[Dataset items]
━━━━━━━━
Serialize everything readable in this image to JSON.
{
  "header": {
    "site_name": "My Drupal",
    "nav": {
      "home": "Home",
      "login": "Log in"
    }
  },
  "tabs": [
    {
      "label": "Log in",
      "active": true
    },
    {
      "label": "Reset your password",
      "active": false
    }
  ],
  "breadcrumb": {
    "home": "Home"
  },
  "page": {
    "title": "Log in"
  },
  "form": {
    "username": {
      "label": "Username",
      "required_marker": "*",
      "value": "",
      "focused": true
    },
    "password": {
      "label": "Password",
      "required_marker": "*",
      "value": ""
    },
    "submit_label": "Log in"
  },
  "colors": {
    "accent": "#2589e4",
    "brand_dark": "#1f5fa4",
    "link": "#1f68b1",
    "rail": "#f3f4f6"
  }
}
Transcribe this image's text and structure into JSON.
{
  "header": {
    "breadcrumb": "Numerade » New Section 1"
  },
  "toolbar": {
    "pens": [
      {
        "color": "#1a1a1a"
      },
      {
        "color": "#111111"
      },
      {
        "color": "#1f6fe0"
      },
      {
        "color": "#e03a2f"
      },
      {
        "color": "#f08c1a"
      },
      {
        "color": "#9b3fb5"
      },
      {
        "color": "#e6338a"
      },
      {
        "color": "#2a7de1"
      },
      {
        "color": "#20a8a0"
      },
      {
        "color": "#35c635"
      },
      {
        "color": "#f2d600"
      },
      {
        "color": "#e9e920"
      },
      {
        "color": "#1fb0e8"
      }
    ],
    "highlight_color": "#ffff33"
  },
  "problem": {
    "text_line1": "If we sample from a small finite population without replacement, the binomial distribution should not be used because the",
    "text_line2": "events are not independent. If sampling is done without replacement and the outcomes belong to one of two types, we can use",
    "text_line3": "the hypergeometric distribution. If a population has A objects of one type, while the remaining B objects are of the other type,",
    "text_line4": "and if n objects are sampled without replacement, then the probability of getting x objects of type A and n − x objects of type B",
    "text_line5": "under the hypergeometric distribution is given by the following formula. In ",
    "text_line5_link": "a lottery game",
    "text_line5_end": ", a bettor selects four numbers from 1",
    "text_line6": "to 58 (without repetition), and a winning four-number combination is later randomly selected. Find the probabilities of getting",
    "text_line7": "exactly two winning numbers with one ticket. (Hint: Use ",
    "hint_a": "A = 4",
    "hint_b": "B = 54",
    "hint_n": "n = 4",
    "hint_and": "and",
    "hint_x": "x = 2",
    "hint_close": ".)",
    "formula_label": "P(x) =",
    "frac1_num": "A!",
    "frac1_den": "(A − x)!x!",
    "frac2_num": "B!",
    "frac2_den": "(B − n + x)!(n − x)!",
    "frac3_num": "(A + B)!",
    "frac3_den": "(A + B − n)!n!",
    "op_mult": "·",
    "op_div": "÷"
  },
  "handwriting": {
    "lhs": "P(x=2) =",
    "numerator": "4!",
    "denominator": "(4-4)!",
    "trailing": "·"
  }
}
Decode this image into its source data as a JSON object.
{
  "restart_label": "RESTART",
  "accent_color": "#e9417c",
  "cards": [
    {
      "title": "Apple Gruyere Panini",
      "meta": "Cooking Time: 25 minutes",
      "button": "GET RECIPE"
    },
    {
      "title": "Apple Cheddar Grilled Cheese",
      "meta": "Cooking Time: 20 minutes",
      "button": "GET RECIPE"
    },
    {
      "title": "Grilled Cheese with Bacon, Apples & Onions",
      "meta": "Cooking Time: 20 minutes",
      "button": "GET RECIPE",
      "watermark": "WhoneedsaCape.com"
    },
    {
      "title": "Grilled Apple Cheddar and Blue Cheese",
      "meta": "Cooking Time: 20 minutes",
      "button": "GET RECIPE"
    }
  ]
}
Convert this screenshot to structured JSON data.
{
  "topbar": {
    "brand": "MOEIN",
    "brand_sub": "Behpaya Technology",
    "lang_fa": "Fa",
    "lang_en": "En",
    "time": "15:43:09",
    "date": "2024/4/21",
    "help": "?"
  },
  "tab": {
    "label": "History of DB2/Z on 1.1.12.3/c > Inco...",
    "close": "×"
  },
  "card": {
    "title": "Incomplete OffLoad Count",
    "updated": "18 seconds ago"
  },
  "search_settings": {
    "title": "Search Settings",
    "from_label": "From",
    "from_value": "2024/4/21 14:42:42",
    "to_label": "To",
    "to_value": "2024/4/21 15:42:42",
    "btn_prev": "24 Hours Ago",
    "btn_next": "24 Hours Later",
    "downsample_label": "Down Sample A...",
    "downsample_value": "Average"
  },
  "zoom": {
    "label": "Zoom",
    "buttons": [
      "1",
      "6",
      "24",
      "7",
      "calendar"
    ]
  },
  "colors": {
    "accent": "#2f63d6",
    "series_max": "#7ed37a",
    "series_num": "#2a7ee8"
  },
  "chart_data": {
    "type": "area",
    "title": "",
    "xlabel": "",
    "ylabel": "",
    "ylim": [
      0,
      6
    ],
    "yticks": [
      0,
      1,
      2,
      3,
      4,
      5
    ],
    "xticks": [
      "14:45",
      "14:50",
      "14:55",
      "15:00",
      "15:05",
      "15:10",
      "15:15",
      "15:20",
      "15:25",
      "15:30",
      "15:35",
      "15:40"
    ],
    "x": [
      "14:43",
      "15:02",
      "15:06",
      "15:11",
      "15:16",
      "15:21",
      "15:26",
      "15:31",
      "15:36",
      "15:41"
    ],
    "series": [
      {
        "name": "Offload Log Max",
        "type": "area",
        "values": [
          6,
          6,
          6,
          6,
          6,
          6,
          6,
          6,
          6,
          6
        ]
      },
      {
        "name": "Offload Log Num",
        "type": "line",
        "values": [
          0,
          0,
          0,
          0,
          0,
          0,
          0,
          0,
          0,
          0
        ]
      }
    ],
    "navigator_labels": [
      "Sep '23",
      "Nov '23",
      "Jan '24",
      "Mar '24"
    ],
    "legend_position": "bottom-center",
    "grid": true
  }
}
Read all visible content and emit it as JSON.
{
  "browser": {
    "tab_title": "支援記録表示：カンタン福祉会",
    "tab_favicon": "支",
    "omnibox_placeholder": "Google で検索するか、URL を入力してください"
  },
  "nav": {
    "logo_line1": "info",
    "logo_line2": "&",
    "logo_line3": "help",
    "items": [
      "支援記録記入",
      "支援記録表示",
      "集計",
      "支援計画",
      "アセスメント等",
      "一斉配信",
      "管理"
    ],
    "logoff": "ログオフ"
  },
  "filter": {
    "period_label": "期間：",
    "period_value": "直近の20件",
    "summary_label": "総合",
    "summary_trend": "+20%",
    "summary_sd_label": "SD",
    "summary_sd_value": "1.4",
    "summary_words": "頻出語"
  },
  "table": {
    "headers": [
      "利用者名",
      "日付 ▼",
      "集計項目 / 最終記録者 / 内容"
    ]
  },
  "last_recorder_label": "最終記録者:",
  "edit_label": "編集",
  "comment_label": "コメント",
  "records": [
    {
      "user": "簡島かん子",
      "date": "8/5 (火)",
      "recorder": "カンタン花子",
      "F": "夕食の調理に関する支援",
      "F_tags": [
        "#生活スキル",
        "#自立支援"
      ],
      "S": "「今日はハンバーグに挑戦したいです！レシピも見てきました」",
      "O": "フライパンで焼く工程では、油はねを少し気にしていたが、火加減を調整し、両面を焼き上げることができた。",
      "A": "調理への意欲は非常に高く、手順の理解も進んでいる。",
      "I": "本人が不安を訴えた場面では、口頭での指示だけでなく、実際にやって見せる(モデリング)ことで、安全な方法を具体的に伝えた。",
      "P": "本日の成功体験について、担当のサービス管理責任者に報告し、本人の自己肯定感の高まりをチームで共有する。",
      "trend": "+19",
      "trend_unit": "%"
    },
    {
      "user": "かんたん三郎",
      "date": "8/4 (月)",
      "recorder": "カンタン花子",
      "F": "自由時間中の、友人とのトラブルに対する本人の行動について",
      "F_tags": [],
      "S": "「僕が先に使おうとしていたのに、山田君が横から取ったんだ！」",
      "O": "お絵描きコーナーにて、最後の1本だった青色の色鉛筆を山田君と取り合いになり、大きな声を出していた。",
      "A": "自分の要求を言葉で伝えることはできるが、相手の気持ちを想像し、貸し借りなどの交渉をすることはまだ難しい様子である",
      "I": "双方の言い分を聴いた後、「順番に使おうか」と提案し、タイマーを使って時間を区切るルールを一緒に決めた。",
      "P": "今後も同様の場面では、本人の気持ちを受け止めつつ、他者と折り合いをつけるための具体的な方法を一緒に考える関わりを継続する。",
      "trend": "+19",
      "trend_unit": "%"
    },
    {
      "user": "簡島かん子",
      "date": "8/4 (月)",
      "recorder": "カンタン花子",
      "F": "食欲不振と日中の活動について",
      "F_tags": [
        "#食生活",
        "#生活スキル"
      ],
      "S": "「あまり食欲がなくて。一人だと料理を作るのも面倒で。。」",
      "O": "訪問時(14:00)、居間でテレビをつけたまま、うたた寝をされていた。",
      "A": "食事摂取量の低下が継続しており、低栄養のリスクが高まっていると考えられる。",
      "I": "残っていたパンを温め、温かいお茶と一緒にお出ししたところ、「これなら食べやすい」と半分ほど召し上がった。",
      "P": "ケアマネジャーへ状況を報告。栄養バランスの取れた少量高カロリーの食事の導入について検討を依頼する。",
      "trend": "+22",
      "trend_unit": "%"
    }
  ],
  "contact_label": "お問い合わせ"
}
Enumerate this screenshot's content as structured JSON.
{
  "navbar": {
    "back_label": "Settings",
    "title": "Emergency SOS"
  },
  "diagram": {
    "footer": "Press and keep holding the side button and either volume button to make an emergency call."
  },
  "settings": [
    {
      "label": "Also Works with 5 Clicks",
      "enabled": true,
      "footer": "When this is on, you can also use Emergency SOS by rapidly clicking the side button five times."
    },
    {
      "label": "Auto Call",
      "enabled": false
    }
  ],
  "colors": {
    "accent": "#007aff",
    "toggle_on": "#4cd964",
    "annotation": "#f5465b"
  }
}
━━━━━━━━
- **INSTRUCTIONS TO FOLLOW**: Print exactly the lines from the one with "Enumerate this screenshot's" through the end of the data, inclusive.

- **WRITTEN RESPONSE**:
Enumerate this screenshot's content as structured JSON.
{
  "navbar": {
    "back_label": "Settings",
    "title": "Emergency SOS"
  },
  "diagram": {
    "footer": "Press and keep holding the side button and either volume button to make an emergency call."
  },
  "settings": [
    {
      "label": "Also Works with 5 Clicks",
      "enabled": true,
      "footer": "When this is on, you can also use Emergency SOS by rapidly clicking the side button five times."
    },
    {
      "label": "Auto Call",
      "enabled": false
    }
  ],
  "colors": {
    "accent": "#007aff",
    "toggle_on": "#4cd964",
    "annotation": "#f5465b"
  }
}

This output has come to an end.